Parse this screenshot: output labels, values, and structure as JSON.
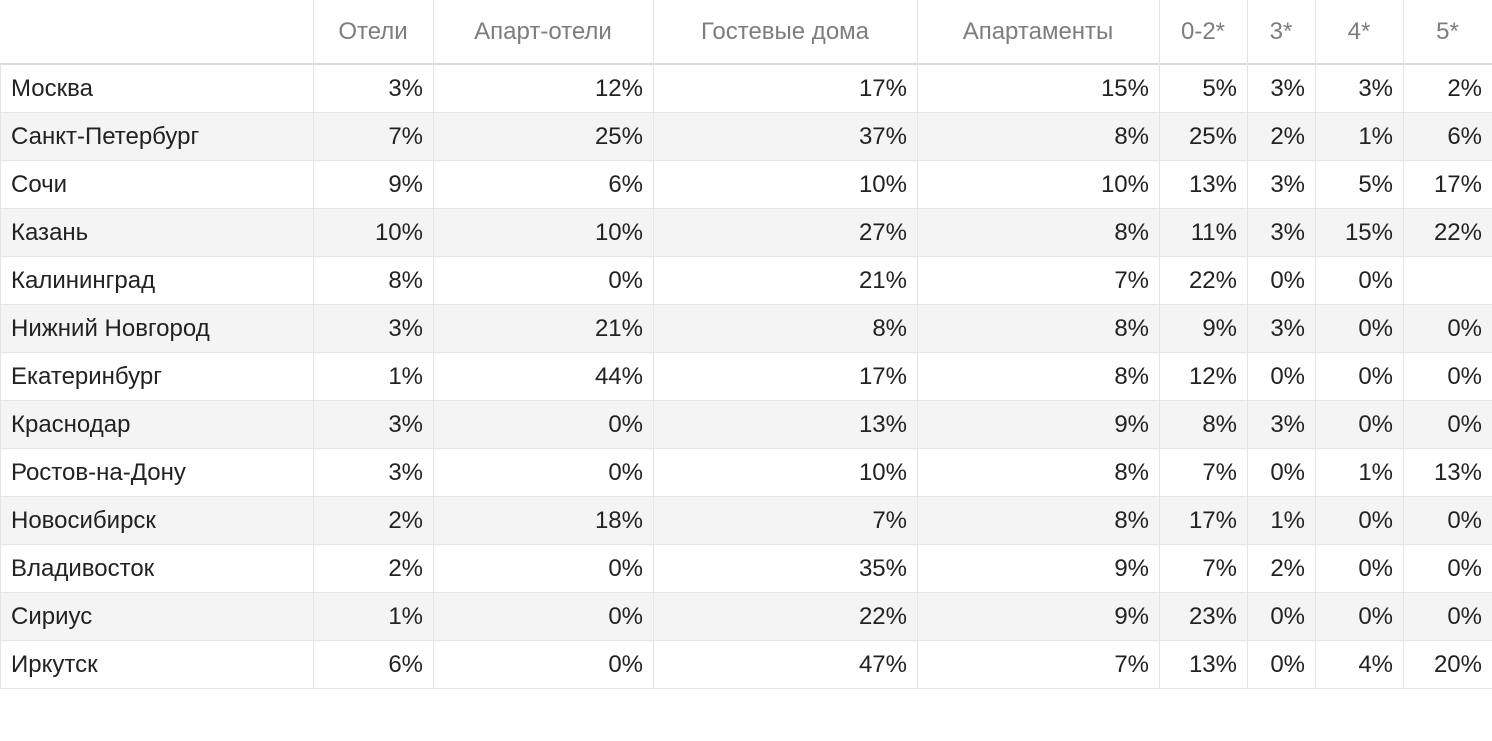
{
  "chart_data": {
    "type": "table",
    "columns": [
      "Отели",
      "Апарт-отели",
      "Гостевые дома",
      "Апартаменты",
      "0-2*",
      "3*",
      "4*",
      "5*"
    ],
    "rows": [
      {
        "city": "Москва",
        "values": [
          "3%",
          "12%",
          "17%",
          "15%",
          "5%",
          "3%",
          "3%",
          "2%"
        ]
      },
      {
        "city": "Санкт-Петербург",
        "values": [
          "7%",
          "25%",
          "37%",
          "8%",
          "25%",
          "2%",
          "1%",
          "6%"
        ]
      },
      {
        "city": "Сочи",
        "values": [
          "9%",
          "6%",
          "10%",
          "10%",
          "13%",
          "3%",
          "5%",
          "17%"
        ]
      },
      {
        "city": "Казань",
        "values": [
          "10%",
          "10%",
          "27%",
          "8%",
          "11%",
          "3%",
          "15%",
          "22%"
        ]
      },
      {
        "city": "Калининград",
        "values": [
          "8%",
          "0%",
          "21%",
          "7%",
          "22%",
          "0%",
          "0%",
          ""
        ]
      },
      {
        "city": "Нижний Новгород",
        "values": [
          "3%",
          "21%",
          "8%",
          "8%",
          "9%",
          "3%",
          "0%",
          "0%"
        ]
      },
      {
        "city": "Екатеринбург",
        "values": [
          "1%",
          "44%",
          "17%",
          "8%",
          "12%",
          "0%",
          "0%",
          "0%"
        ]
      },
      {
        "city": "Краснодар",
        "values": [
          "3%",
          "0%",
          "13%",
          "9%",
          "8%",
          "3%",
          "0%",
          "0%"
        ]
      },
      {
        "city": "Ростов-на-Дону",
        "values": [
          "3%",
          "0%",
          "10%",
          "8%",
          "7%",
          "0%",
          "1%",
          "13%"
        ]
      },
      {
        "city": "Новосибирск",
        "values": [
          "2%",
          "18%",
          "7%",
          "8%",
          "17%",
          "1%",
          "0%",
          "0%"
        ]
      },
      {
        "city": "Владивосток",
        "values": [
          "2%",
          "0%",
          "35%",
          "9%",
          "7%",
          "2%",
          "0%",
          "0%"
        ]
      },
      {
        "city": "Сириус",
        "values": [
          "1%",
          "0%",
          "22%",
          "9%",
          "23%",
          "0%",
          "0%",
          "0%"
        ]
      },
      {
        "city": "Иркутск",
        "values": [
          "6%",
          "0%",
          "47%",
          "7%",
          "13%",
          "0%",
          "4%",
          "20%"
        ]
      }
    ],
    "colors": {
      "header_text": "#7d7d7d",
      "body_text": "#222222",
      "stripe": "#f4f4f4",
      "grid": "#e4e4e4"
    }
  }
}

**Short exercise**
Return the material exactly as given, apart from the pictures.

**Complete response**
Parse this screenshot: output labels, values, and structure as JSON.
{
  "chart_data": {
    "type": "table",
    "columns": [
      "Отели",
      "Апарт-отели",
      "Гостевые дома",
      "Апартаменты",
      "0-2*",
      "3*",
      "4*",
      "5*"
    ],
    "rows": [
      {
        "city": "Москва",
        "values": [
          "3%",
          "12%",
          "17%",
          "15%",
          "5%",
          "3%",
          "3%",
          "2%"
        ]
      },
      {
        "city": "Санкт-Петербург",
        "values": [
          "7%",
          "25%",
          "37%",
          "8%",
          "25%",
          "2%",
          "1%",
          "6%"
        ]
      },
      {
        "city": "Сочи",
        "values": [
          "9%",
          "6%",
          "10%",
          "10%",
          "13%",
          "3%",
          "5%",
          "17%"
        ]
      },
      {
        "city": "Казань",
        "values": [
          "10%",
          "10%",
          "27%",
          "8%",
          "11%",
          "3%",
          "15%",
          "22%"
        ]
      },
      {
        "city": "Калининград",
        "values": [
          "8%",
          "0%",
          "21%",
          "7%",
          "22%",
          "0%",
          "0%",
          ""
        ]
      },
      {
        "city": "Нижний Новгород",
        "values": [
          "3%",
          "21%",
          "8%",
          "8%",
          "9%",
          "3%",
          "0%",
          "0%"
        ]
      },
      {
        "city": "Екатеринбург",
        "values": [
          "1%",
          "44%",
          "17%",
          "8%",
          "12%",
          "0%",
          "0%",
          "0%"
        ]
      },
      {
        "city": "Краснодар",
        "values": [
          "3%",
          "0%",
          "13%",
          "9%",
          "8%",
          "3%",
          "0%",
          "0%"
        ]
      },
      {
        "city": "Ростов-на-Дону",
        "values": [
          "3%",
          "0%",
          "10%",
          "8%",
          "7%",
          "0%",
          "1%",
          "13%"
        ]
      },
      {
        "city": "Новосибирск",
        "values": [
          "2%",
          "18%",
          "7%",
          "8%",
          "17%",
          "1%",
          "0%",
          "0%"
        ]
      },
      {
        "city": "Владивосток",
        "values": [
          "2%",
          "0%",
          "35%",
          "9%",
          "7%",
          "2%",
          "0%",
          "0%"
        ]
      },
      {
        "city": "Сириус",
        "values": [
          "1%",
          "0%",
          "22%",
          "9%",
          "23%",
          "0%",
          "0%",
          "0%"
        ]
      },
      {
        "city": "Иркутск",
        "values": [
          "6%",
          "0%",
          "47%",
          "7%",
          "13%",
          "0%",
          "4%",
          "20%"
        ]
      }
    ],
    "colors": {
      "header_text": "#7d7d7d",
      "body_text": "#222222",
      "stripe": "#f4f4f4",
      "grid": "#e4e4e4"
    }
  }
}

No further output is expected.